● **Stated task**: Are you able to quote each entry exactly as written?

:: Available records ::

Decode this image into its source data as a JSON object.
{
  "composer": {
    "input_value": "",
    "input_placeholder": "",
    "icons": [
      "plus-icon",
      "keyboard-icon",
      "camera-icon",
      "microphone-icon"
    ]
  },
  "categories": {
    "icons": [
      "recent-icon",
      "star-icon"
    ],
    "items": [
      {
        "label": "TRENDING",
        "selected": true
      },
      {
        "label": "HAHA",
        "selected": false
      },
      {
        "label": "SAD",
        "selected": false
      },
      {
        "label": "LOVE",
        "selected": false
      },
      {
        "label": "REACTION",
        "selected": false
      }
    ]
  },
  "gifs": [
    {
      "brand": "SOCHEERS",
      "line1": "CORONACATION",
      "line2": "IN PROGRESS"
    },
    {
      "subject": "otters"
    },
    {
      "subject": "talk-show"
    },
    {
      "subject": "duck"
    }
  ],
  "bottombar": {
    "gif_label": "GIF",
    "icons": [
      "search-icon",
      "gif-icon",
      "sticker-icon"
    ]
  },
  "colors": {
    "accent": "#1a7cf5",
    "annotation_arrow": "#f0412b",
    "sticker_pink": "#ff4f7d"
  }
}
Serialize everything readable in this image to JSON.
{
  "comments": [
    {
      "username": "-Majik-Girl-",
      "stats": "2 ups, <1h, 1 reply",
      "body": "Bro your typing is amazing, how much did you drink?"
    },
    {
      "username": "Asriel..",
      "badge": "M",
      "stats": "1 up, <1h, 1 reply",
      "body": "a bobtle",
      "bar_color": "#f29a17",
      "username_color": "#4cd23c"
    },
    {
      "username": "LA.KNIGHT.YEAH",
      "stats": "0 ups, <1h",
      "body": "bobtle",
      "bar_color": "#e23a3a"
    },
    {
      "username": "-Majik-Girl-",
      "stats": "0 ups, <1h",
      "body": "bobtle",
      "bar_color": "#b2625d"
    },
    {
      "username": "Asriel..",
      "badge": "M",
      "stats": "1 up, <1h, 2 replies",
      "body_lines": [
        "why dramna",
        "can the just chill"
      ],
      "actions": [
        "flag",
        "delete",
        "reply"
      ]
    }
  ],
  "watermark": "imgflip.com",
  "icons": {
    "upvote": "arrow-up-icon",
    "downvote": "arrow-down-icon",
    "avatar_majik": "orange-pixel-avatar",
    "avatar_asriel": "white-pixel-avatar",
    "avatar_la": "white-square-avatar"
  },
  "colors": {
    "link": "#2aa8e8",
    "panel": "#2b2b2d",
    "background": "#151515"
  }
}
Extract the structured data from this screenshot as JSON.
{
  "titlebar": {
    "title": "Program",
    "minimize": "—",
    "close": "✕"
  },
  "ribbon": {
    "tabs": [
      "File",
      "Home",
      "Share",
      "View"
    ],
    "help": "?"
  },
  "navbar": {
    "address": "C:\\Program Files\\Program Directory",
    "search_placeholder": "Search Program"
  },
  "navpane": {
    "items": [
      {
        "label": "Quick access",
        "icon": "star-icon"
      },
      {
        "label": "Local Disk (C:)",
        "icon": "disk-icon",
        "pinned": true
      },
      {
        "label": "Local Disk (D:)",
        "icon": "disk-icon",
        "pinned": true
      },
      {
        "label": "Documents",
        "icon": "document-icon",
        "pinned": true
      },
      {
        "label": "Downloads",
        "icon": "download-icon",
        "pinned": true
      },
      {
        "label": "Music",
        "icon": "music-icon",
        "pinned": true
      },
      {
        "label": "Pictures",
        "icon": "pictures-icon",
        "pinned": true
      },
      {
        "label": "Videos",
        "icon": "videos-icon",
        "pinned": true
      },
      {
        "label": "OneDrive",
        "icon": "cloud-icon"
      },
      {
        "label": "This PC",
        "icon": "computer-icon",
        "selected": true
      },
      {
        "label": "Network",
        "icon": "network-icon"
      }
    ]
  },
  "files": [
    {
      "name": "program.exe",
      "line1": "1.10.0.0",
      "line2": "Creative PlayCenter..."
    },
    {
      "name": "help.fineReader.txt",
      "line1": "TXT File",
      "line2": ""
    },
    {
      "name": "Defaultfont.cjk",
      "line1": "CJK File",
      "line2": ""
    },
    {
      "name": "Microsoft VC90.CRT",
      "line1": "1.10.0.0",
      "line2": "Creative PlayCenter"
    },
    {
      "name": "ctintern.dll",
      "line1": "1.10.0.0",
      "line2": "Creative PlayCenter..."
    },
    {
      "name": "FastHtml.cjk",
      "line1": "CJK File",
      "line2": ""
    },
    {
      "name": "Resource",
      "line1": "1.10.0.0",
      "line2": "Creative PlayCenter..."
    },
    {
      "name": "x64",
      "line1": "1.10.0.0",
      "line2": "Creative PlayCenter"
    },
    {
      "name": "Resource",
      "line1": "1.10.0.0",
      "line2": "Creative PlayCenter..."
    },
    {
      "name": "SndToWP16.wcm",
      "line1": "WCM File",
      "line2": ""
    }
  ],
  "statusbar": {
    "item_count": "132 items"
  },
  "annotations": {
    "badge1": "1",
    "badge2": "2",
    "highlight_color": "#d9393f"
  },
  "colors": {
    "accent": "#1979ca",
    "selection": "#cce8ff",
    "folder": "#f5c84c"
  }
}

:::

● **Task response**:
Decode this image into its source data as a JSON object.
{
  "composer": {
    "input_value": "",
    "input_placeholder": "",
    "icons": [
      "plus-icon",
      "keyboard-icon",
      "camera-icon",
      "microphone-icon"
    ]
  },
  "categories": {
    "icons": [
      "recent-icon",
      "star-icon"
    ],
    "items": [
      {
        "label": "TRENDING",
        "selected": true
      },
      {
        "label": "HAHA",
        "selected": false
      },
      {
        "label": "SAD",
        "selected": false
      },
      {
        "label": "LOVE",
        "selected": false
      },
      {
        "label": "REACTION",
        "selected": false
      }
    ]
  },
  "gifs": [
    {
      "brand": "SOCHEERS",
      "line1": "CORONACATION",
      "line2": "IN PROGRESS"
    },
    {
      "subject": "otters"
    },
    {
      "subject": "talk-show"
    },
    {
      "subject": "duck"
    }
  ],
  "bottombar": {
    "gif_label": "GIF",
    "icons": [
      "search-icon",
      "gif-icon",
      "sticker-icon"
    ]
  },
  "colors": {
    "accent": "#1a7cf5",
    "annotation_arrow": "#f0412b",
    "sticker_pink": "#ff4f7d"
  }
}
Serialize everything readable in this image to JSON.
{
  "comments": [
    {
      "username": "-Majik-Girl-",
      "stats": "2 ups, <1h, 1 reply",
      "body": "Bro your typing is amazing, how much did you drink?"
    },
    {
      "username": "Asriel..",
      "badge": "M",
      "stats": "1 up, <1h, 1 reply",
      "body": "a bobtle",
      "bar_color": "#f29a17",
      "username_color": "#4cd23c"
    },
    {
      "username": "LA.KNIGHT.YEAH",
      "stats": "0 ups, <1h",
      "body": "bobtle",
      "bar_color": "#e23a3a"
    },
    {
      "username": "-Majik-Girl-",
      "stats": "0 ups, <1h",
      "body": "bobtle",
      "bar_color": "#b2625d"
    },
    {
      "username": "Asriel..",
      "badge": "M",
      "stats": "1 up, <1h, 2 replies",
      "body_lines": [
        "why dramna",
        "can the just chill"
      ],
      "actions": [
        "flag",
        "delete",
        "reply"
      ]
    }
  ],
  "watermark": "imgflip.com",
  "icons": {
    "upvote": "arrow-up-icon",
    "downvote": "arrow-down-icon",
    "avatar_majik": "orange-pixel-avatar",
    "avatar_asriel": "white-pixel-avatar",
    "avatar_la": "white-square-avatar"
  },
  "colors": {
    "link": "#2aa8e8",
    "panel": "#2b2b2d",
    "background": "#151515"
  }
}
Extract the structured data from this screenshot as JSON.
{
  "titlebar": {
    "title": "Program",
    "minimize": "—",
    "close": "✕"
  },
  "ribbon": {
    "tabs": [
      "File",
      "Home",
      "Share",
      "View"
    ],
    "help": "?"
  },
  "navbar": {
    "address": "C:\\Program Files\\Program Directory",
    "search_placeholder": "Search Program"
  },
  "navpane": {
    "items": [
      {
        "label": "Quick access",
        "icon": "star-icon"
      },
      {
        "label": "Local Disk (C:)",
        "icon": "disk-icon",
        "pinned": true
      },
      {
        "label": "Local Disk (D:)",
        "icon": "disk-icon",
        "pinned": true
      },
      {
        "label": "Documents",
        "icon": "document-icon",
        "pinned": true
      },
      {
        "label": "Downloads",
        "icon": "download-icon",
        "pinned": true
      },
      {
        "label": "Music",
        "icon": "music-icon",
        "pinned": true
      },
      {
        "label": "Pictures",
        "icon": "pictures-icon",
        "pinned": true
      },
      {
        "label": "Videos",
        "icon": "videos-icon",
        "pinned": true
      },
      {
        "label": "OneDrive",
        "icon": "cloud-icon"
      },
      {
        "label": "This PC",
        "icon": "computer-icon",
        "selected": true
      },
      {
        "label": "Network",
        "icon": "network-icon"
      }
    ]
  },
  "files": [
    {
      "name": "program.exe",
      "line1": "1.10.0.0",
      "line2": "Creative PlayCenter..."
    },
    {
      "name": "help.fineReader.txt",
      "line1": "TXT File",
      "line2": ""
    },
    {
      "name": "Defaultfont.cjk",
      "line1": "CJK File",
      "line2": ""
    },
    {
      "name": "Microsoft VC90.CRT",
      "line1": "1.10.0.0",
      "line2": "Creative PlayCenter"
    },
    {
      "name": "ctintern.dll",
      "line1": "1.10.0.0",
      "line2": "Creative PlayCenter..."
    },
    {
      "name": "FastHtml.cjk",
      "line1": "CJK File",
      "line2": ""
    },
    {
      "name": "Resource",
      "line1": "1.10.0.0",
      "line2": "Creative PlayCenter..."
    },
    {
      "name": "x64",
      "line1": "1.10.0.0",
      "line2": "Creative PlayCenter"
    },
    {
      "name": "Resource",
      "line1": "1.10.0.0",
      "line2": "Creative PlayCenter..."
    },
    {
      "name": "SndToWP16.wcm",
      "line1": "WCM File",
      "line2": ""
    }
  ],
  "statusbar": {
    "item_count": "132 items"
  },
  "annotations": {
    "badge1": "1",
    "badge2": "2",
    "highlight_color": "#d9393f"
  },
  "colors": {
    "accent": "#1979ca",
    "selection": "#cce8ff",
    "folder": "#f5c84c"
  }
}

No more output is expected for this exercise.